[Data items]
- - -

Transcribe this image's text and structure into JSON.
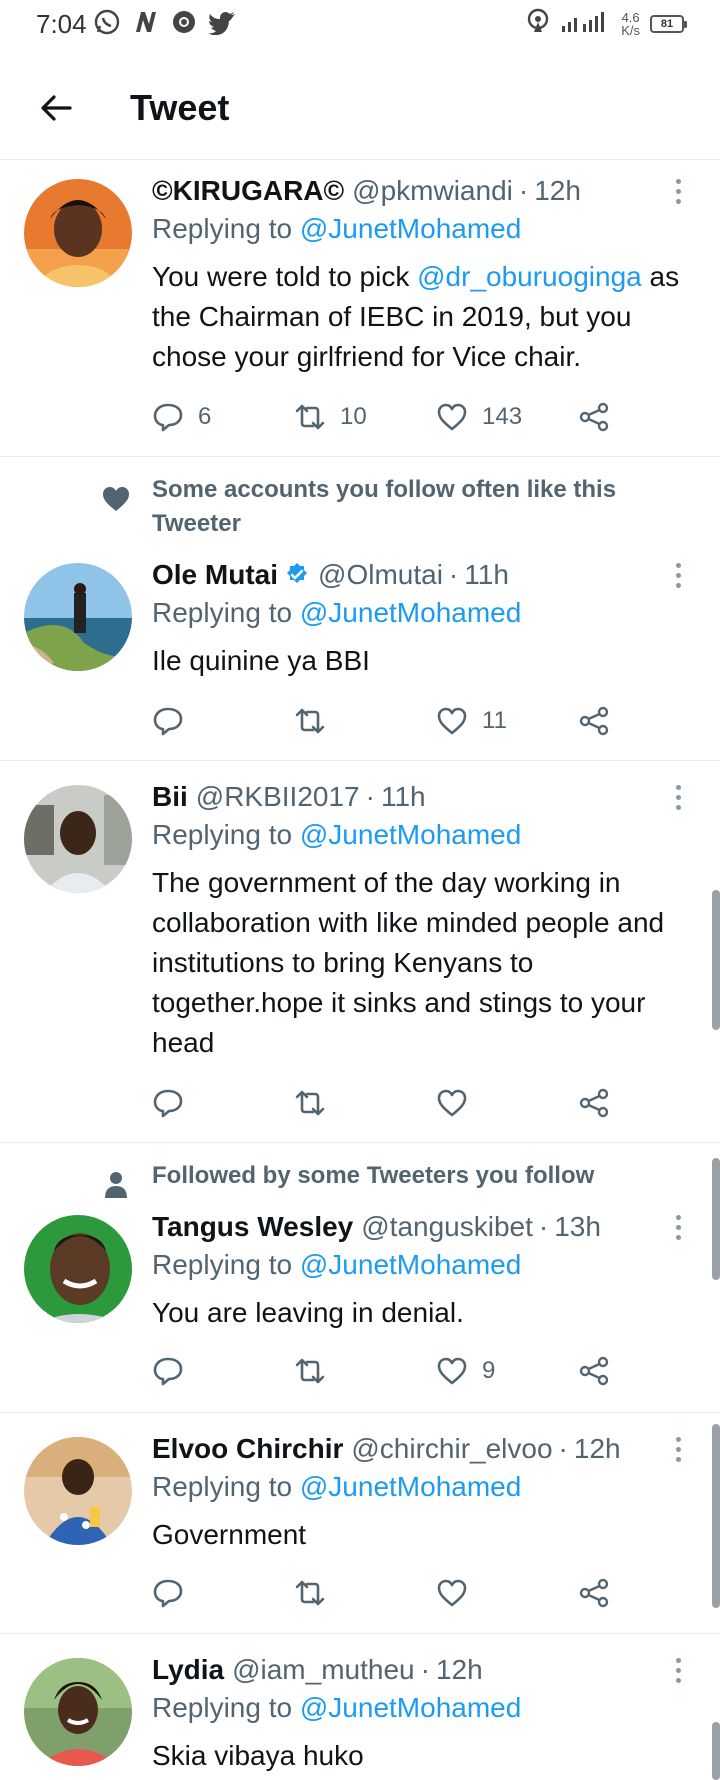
{
  "status_bar": {
    "time": "7:04",
    "net_top": "4.6",
    "net_bottom": "K/s",
    "signal_label": "4G",
    "battery": "81"
  },
  "header": {
    "title": "Tweet"
  },
  "replying_prefix": "Replying to",
  "tweets": [
    {
      "name": "©KIRUGARA©",
      "handle": "@pkmwiandi",
      "time": "12h",
      "reply_to": "@JunetMohamed",
      "text_lines": [
        "You were told to pick ",
        "@dr_oburuoginga",
        " as the Chairman of IEBC in 2019, but you chose your girlfriend for Vice chair."
      ],
      "replies": "6",
      "retweets": "10",
      "likes": "143"
    },
    {
      "social_context": "Some accounts you follow often like this Tweeter",
      "name": "Ole Mutai",
      "handle": "@Olmutai",
      "time": "11h",
      "reply_to": "@JunetMohamed",
      "text": "Ile quinine ya BBI",
      "replies": "",
      "retweets": "",
      "likes": "11"
    },
    {
      "name": "Bii",
      "handle": "@RKBII2017",
      "time": "11h",
      "reply_to": "@JunetMohamed",
      "text": "The government of the day working in collaboration with like minded people and institutions to bring Kenyans to together.hope it sinks and stings to your head",
      "replies": "",
      "retweets": "",
      "likes": ""
    },
    {
      "social_context": "Followed by some Tweeters you follow",
      "name": "Tangus Wesley",
      "handle": "@tanguskibet",
      "time": "13h",
      "reply_to": "@JunetMohamed",
      "text": "You are leaving in denial.",
      "replies": "",
      "retweets": "",
      "likes": "9"
    },
    {
      "name": "Elvoo Chirchir",
      "handle": "@chirchir_elvoo",
      "time": "12h",
      "reply_to": "@JunetMohamed",
      "text": "Government",
      "replies": "",
      "retweets": "",
      "likes": ""
    },
    {
      "name": "Lydia",
      "handle": "@iam_mutheu",
      "time": "12h",
      "reply_to": "@JunetMohamed",
      "text": "Skia vibaya huko"
    }
  ],
  "colors": {
    "accent": "#1d9bf0",
    "muted": "#536471",
    "text": "#0f1419"
  }
}
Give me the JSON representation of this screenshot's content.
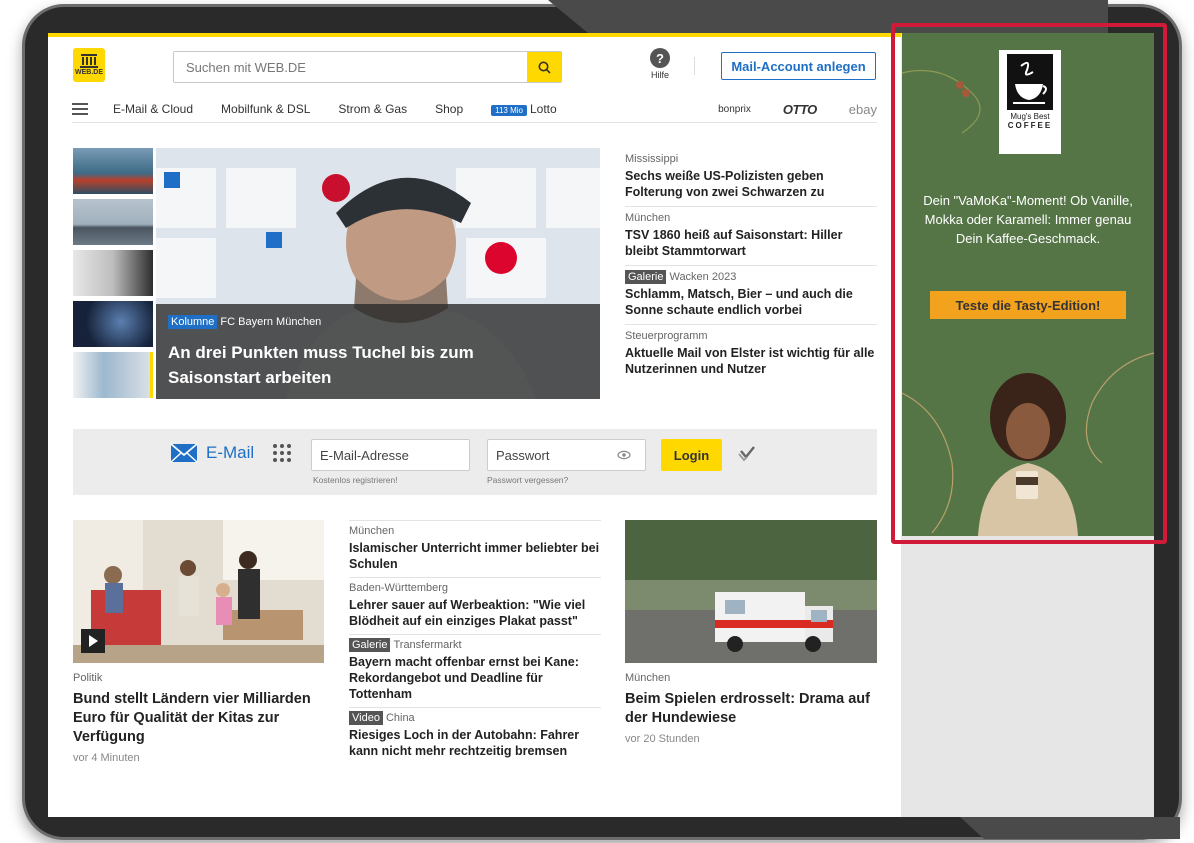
{
  "header": {
    "logo_text": "WEB.DE",
    "search_placeholder": "Suchen mit WEB.DE",
    "help_label": "Hilfe",
    "account_button": "Mail-Account anlegen"
  },
  "nav": {
    "items": [
      "E-Mail & Cloud",
      "Mobilfunk & DSL",
      "Strom & Gas",
      "Shop"
    ],
    "lotto_badge": "113 Mio",
    "lotto_label": "Lotto",
    "brands": [
      "bonprix",
      "OTTO",
      "ebay"
    ]
  },
  "hero": {
    "tag": "Kolumne",
    "topic": "FC Bayern München",
    "title": "An drei Punkten muss Tuchel bis zum Saisonstart arbeiten"
  },
  "news": [
    {
      "kicker": "Mississippi",
      "headline": "Sechs weiße US-Polizisten geben Folterung von zwei Schwarzen zu"
    },
    {
      "kicker": "München",
      "headline": "TSV 1860 heiß auf Saisonstart: Hiller bleibt Stammtorwart"
    },
    {
      "tag": "Galerie",
      "kicker": "Wacken 2023",
      "headline": "Schlamm, Matsch, Bier – und auch die Sonne schaute endlich vorbei"
    },
    {
      "kicker": "Steuerprogramm",
      "headline": "Aktuelle Mail von Elster ist wichtig für alle Nutzerinnen und Nutzer"
    }
  ],
  "mail": {
    "label": "E-Mail",
    "email_placeholder": "E-Mail-Adresse",
    "password_placeholder": "Passwort",
    "register_link": "Kostenlos registrieren!",
    "forgot_link": "Passwort vergessen?",
    "login_button": "Login"
  },
  "bottom_left": {
    "kicker": "Politik",
    "headline": "Bund stellt Ländern vier Milliarden Euro für Qualität der Kitas zur Verfügung",
    "time": "vor 4 Minuten"
  },
  "bottom_middle": [
    {
      "kicker": "München",
      "headline": "Islamischer Unterricht immer beliebter bei Schulen"
    },
    {
      "kicker": "Baden-Württemberg",
      "headline": "Lehrer sauer auf Werbeaktion: \"Wie viel Blödheit auf ein einziges Plakat passt\""
    },
    {
      "tag": "Galerie",
      "kicker": "Transfermarkt",
      "headline": "Bayern macht offenbar ernst bei Kane: Rekordangebot und Deadline für Tottenham"
    },
    {
      "tag": "Video",
      "kicker": "China",
      "headline": "Riesiges Loch in der Autobahn: Fahrer kann nicht mehr rechtzeitig bremsen"
    }
  ],
  "bottom_right": {
    "kicker": "München",
    "headline": "Beim Spielen erdrosselt: Drama auf der Hundewiese",
    "time": "vor 20 Stunden"
  },
  "ad": {
    "brand_line1": "Mug's Best",
    "brand_line2": "COFFEE",
    "text": "Dein \"VaMoKa\"-Moment! Ob Vanille, Mokka oder Karamell: Immer genau Dein Kaffee-Geschmack.",
    "cta": "Teste die Tasty-Edition!"
  },
  "colors": {
    "brand_yellow": "#ffd800",
    "link_blue": "#1e6fc5",
    "ad_green": "#557547",
    "ad_cta_orange": "#f2a21c",
    "highlight_red": "#d11a3a"
  }
}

- - -

→ Problem to solve: Give the number of lines in the records that contain the string "kicker", with no other output.

→ Solution to this task: 10